PROVIDED RECORDS ▸
(begin)

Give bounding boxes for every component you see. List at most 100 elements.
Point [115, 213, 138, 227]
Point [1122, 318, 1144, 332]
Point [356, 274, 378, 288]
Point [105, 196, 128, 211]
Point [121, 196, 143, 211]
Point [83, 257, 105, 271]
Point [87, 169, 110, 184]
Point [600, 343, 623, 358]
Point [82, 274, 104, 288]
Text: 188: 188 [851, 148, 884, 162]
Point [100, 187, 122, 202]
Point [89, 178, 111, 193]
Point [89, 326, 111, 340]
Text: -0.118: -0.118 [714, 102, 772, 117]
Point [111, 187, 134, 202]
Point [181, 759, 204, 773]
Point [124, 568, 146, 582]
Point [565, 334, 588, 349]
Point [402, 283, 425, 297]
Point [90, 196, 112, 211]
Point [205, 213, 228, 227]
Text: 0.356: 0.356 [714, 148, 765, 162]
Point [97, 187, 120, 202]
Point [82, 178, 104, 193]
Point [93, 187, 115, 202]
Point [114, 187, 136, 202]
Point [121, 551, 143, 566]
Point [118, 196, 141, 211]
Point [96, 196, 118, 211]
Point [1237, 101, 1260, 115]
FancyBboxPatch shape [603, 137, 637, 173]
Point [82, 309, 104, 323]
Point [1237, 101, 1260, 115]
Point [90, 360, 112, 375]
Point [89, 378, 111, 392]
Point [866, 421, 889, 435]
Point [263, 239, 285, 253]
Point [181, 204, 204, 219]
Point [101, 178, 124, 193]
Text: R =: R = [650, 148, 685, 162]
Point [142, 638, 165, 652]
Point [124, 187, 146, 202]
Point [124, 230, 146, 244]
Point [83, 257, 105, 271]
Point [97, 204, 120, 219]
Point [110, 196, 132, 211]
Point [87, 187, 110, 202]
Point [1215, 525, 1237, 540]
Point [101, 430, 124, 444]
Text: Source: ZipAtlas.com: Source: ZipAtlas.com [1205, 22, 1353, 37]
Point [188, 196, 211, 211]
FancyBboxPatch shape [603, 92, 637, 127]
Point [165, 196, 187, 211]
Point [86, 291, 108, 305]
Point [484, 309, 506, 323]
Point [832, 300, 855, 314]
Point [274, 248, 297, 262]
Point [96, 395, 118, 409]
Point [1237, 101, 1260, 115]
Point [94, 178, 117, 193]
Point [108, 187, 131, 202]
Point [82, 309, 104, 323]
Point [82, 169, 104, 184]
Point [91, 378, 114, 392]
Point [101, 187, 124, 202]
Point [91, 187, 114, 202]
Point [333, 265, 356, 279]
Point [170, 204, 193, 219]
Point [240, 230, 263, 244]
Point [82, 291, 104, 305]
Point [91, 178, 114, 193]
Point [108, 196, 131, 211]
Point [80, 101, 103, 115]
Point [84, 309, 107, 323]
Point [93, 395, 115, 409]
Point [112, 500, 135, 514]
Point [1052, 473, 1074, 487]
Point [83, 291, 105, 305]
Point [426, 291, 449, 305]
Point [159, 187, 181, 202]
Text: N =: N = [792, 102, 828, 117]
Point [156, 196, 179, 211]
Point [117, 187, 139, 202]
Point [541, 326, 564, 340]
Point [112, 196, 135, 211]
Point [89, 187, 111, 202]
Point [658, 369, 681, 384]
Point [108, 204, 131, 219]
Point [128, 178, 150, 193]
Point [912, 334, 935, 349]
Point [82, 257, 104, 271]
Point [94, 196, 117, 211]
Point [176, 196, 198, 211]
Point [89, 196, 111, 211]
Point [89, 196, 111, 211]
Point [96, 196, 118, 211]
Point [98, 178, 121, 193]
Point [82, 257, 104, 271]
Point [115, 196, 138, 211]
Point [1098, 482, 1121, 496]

(end)

WHAT NEEDS TO BE DONE ▸
Reproduce the entries from the start through the line containing "Point [91, 187, 114, 202]", replacing "FancyBboxPatch shape" with "Rounded box" and leaving everything else unchanged.

EXERCISE RESPONSE ▸
Give bounding boxes for every component you see. List at most 100 elements.
Point [115, 213, 138, 227]
Point [1122, 318, 1144, 332]
Point [356, 274, 378, 288]
Point [105, 196, 128, 211]
Point [121, 196, 143, 211]
Point [83, 257, 105, 271]
Point [87, 169, 110, 184]
Point [600, 343, 623, 358]
Point [82, 274, 104, 288]
Text: 188: 188 [851, 148, 884, 162]
Point [100, 187, 122, 202]
Point [89, 178, 111, 193]
Point [89, 326, 111, 340]
Text: -0.118: -0.118 [714, 102, 772, 117]
Point [111, 187, 134, 202]
Point [181, 759, 204, 773]
Point [124, 568, 146, 582]
Point [565, 334, 588, 349]
Point [402, 283, 425, 297]
Point [90, 196, 112, 211]
Point [205, 213, 228, 227]
Text: 0.356: 0.356 [714, 148, 765, 162]
Point [97, 187, 120, 202]
Point [82, 178, 104, 193]
Point [93, 187, 115, 202]
Point [114, 187, 136, 202]
Point [121, 551, 143, 566]
Point [118, 196, 141, 211]
Point [96, 196, 118, 211]
Point [1237, 101, 1260, 115]
Rounded box [603, 137, 637, 173]
Point [82, 309, 104, 323]
Point [1237, 101, 1260, 115]
Point [90, 360, 112, 375]
Point [89, 378, 111, 392]
Point [866, 421, 889, 435]
Point [263, 239, 285, 253]
Point [181, 204, 204, 219]
Point [101, 178, 124, 193]
Text: R =: R = [650, 148, 685, 162]
Point [142, 638, 165, 652]
Point [124, 187, 146, 202]
Point [124, 230, 146, 244]
Point [83, 257, 105, 271]
Point [97, 204, 120, 219]
Point [110, 196, 132, 211]
Point [87, 187, 110, 202]
Point [1215, 525, 1237, 540]
Point [101, 430, 124, 444]
Text: Source: ZipAtlas.com: Source: ZipAtlas.com [1205, 22, 1353, 37]
Point [188, 196, 211, 211]
Rounded box [603, 92, 637, 127]
Point [165, 196, 187, 211]
Point [86, 291, 108, 305]
Point [484, 309, 506, 323]
Point [832, 300, 855, 314]
Point [274, 248, 297, 262]
Point [96, 395, 118, 409]
Point [1237, 101, 1260, 115]
Point [94, 178, 117, 193]
Point [108, 187, 131, 202]
Point [82, 309, 104, 323]
Point [82, 169, 104, 184]
Point [91, 378, 114, 392]
Point [101, 187, 124, 202]
Point [91, 187, 114, 202]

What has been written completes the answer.